EXERCISE INSTRUCTIONS: Please find all lines in the data that hold the string "Scans" and copy them.
LISTED RECORDS start
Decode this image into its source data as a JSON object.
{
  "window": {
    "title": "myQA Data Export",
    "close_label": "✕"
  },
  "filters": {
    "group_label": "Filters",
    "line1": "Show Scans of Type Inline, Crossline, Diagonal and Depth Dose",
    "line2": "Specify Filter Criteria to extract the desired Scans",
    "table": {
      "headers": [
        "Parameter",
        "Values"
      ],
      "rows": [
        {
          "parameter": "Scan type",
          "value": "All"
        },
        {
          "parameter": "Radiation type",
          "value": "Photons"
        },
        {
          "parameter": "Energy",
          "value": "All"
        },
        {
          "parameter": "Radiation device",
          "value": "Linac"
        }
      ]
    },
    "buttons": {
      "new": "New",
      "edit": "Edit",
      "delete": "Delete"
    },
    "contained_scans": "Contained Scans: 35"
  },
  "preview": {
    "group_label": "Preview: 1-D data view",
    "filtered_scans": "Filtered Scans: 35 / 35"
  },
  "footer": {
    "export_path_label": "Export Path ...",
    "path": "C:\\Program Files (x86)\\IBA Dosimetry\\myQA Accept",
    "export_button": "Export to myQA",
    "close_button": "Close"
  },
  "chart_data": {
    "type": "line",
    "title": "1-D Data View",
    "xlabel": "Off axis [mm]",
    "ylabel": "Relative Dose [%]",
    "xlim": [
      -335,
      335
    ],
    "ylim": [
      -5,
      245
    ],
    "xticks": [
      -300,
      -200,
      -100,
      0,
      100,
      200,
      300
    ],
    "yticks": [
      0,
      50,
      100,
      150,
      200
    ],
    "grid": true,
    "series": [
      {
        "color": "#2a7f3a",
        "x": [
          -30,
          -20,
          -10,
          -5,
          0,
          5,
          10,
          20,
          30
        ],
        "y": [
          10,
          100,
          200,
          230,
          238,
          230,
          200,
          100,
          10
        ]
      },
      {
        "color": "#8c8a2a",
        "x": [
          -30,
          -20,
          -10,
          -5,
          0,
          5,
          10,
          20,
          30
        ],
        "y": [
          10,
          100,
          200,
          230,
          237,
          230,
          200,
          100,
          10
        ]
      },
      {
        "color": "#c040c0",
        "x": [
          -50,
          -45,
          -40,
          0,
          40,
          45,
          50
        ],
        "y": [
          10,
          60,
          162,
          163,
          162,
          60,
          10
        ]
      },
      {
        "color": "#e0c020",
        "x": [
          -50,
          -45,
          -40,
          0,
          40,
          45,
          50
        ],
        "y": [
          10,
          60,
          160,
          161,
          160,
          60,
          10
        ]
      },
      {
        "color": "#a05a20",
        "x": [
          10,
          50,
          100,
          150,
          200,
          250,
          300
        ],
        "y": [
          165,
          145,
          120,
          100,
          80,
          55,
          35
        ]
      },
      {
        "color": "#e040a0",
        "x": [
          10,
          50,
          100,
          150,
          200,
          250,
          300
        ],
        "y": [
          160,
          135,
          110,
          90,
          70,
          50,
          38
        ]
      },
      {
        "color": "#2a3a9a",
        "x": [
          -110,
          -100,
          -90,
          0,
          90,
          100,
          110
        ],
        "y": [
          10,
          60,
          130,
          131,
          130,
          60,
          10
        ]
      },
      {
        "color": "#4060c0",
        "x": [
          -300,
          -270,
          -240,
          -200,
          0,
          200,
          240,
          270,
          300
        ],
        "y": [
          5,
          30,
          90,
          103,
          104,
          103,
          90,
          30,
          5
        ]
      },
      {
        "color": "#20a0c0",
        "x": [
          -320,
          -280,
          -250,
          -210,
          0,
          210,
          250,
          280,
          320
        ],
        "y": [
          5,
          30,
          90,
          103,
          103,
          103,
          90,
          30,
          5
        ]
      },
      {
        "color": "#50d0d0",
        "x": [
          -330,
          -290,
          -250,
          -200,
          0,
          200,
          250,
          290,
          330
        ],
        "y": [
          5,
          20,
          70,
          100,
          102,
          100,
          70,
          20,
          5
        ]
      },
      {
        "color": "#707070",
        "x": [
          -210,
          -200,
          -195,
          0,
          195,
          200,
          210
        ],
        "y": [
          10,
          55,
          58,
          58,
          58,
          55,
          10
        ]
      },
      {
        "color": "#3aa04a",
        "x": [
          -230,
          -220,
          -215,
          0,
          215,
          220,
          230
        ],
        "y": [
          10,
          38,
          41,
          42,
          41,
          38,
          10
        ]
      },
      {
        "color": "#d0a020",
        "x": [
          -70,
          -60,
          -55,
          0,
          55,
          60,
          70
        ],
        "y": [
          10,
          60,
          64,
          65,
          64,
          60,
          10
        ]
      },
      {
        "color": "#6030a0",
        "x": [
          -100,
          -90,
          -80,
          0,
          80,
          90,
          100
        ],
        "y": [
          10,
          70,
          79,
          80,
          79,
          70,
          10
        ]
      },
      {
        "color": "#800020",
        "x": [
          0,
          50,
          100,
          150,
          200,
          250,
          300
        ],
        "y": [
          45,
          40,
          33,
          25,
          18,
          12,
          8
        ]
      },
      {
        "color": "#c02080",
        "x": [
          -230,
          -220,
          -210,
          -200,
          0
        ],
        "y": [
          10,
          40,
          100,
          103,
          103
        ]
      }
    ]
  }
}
LISTED RECORDS end
RESPONSE:
    "line1": "Show Scans of Type Inline, Crossline, Diagonal and Depth Dose",
    "line2": "Specify Filter Criteria to extract the desired Scans",
    "contained_scans": "Contained Scans: 35"
    "filtered_scans": "Filtered Scans: 35 / 35"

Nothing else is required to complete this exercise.